◆ **Work instructions**:
Could you print every record below exactly as it appears?
□ □ □ □ □ □ □
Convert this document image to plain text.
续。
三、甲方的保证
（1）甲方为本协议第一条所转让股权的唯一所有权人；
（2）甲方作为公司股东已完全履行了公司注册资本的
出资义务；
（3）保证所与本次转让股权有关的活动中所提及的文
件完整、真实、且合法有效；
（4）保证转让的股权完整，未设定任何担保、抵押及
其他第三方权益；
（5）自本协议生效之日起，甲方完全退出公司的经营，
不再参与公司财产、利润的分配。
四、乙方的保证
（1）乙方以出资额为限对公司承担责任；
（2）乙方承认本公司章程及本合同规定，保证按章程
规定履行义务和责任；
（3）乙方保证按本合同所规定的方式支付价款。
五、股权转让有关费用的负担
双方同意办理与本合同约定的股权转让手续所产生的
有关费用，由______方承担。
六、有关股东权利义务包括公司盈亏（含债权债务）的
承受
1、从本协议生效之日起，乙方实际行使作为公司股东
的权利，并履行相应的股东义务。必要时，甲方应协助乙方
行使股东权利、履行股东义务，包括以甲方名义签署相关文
□ □ □ □ □ □ □
◆ **The answer**:
Convert this document image to plain text.
续。
三、甲方的保证
（1）甲方为本协议第一条所转让股权的唯一所有权人；
（2）甲方作为公司股东已完全履行了公司注册资本的
出资义务；
（3）保证所与本次转让股权有关的活动中所提及的文
件完整、真实、且合法有效；
（4）保证转让的股权完整，未设定任何担保、抵押及
其他第三方权益；
（5）自本协议生效之日起，甲方完全退出公司的经营，
不再参与公司财产、利润的分配。
四、乙方的保证
（1）乙方以出资额为限对公司承担责任；
（2）乙方承认本公司章程及本合同规定，保证按章程
规定履行义务和责任；
（3）乙方保证按本合同所规定的方式支付价款。
五、股权转让有关费用的负担
双方同意办理与本合同约定的股权转让手续所产生的
有关费用，由______方承担。
六、有关股东权利义务包括公司盈亏（含债权债务）的
承受
1、从本协议生效之日起，乙方实际行使作为公司股东
的权利，并履行相应的股东义务。必要时，甲方应协助乙方
行使股东权利、履行股东义务，包括以甲方名义签署相关文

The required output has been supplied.